WHAT TO PRODUCE: Spot every line with the word "this" and return it.

------

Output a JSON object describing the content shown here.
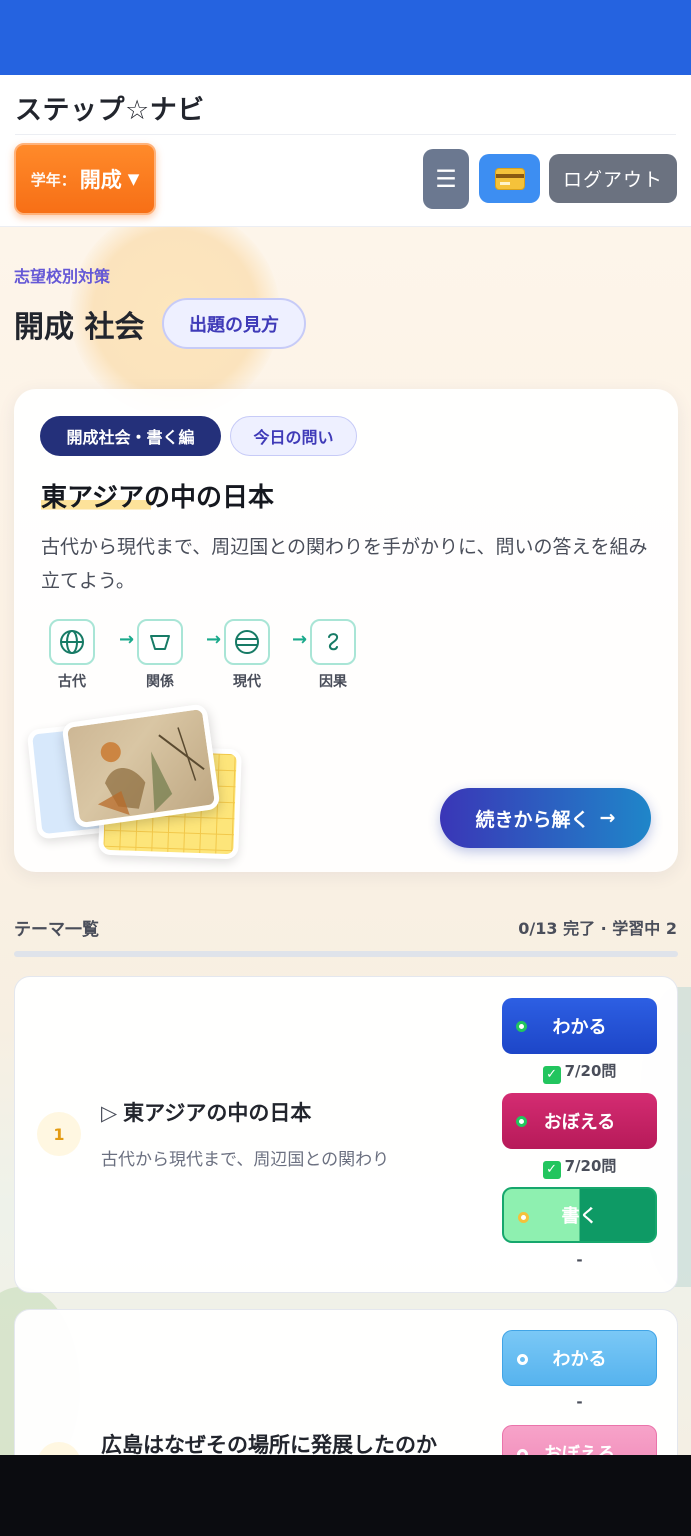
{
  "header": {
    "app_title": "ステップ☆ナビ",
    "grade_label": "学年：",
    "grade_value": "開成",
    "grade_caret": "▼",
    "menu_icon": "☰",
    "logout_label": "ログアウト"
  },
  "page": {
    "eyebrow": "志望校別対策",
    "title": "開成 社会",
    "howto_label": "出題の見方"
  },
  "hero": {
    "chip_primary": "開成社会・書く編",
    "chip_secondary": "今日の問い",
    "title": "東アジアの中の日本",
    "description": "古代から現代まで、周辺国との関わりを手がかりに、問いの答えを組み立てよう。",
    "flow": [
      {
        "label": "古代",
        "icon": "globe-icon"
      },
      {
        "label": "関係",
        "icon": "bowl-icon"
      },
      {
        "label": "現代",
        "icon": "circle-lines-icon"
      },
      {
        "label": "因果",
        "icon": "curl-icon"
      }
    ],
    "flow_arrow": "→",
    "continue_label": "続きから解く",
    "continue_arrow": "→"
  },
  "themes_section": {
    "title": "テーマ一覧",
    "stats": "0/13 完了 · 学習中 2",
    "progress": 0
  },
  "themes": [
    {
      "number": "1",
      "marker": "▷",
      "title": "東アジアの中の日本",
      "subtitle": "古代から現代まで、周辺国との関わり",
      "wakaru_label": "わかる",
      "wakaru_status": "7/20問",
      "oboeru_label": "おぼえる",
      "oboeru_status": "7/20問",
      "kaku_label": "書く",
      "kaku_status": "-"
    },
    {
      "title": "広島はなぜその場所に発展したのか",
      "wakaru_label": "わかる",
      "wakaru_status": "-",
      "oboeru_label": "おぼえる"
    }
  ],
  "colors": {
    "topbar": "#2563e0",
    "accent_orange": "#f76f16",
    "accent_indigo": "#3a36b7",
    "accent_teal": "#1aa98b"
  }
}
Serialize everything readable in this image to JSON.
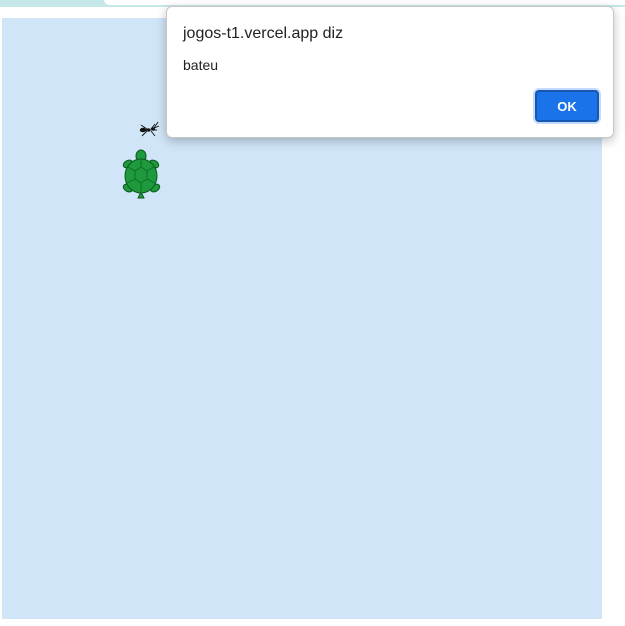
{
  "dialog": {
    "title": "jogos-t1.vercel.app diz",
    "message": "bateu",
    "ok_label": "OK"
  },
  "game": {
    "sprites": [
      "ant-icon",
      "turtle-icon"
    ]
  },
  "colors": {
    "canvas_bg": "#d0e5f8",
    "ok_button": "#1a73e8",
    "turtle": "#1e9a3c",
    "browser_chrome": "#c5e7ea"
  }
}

------

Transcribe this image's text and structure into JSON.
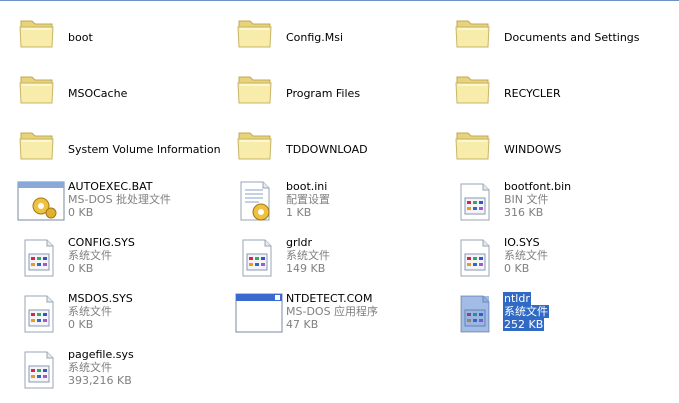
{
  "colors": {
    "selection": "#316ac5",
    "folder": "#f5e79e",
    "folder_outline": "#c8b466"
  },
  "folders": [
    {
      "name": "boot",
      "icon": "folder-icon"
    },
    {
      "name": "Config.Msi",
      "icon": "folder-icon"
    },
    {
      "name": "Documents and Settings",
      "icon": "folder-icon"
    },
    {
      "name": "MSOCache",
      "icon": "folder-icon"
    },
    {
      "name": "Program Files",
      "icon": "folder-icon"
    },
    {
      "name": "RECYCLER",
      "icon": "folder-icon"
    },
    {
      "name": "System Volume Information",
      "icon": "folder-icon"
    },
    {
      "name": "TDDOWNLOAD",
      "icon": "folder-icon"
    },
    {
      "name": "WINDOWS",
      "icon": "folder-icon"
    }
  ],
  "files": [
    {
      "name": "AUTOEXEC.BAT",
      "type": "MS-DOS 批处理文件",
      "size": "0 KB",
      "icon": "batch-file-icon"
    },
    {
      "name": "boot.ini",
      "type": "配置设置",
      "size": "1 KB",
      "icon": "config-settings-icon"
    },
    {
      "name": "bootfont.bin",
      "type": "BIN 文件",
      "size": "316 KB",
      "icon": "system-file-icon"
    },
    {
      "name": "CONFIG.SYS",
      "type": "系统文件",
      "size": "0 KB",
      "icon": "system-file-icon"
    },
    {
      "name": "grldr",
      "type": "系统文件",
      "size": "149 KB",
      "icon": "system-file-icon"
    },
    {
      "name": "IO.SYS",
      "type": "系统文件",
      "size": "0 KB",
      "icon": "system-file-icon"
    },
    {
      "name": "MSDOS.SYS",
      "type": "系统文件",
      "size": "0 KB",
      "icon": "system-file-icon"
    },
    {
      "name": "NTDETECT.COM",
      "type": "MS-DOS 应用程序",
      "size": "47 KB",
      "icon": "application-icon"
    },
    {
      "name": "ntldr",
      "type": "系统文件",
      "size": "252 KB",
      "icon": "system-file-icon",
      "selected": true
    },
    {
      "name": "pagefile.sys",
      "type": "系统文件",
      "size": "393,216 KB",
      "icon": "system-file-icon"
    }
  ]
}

------

EXPECTED OUTPUT:
Serialize everything readable in this image to JSON.
Transcribe this image's text and structure into JSON.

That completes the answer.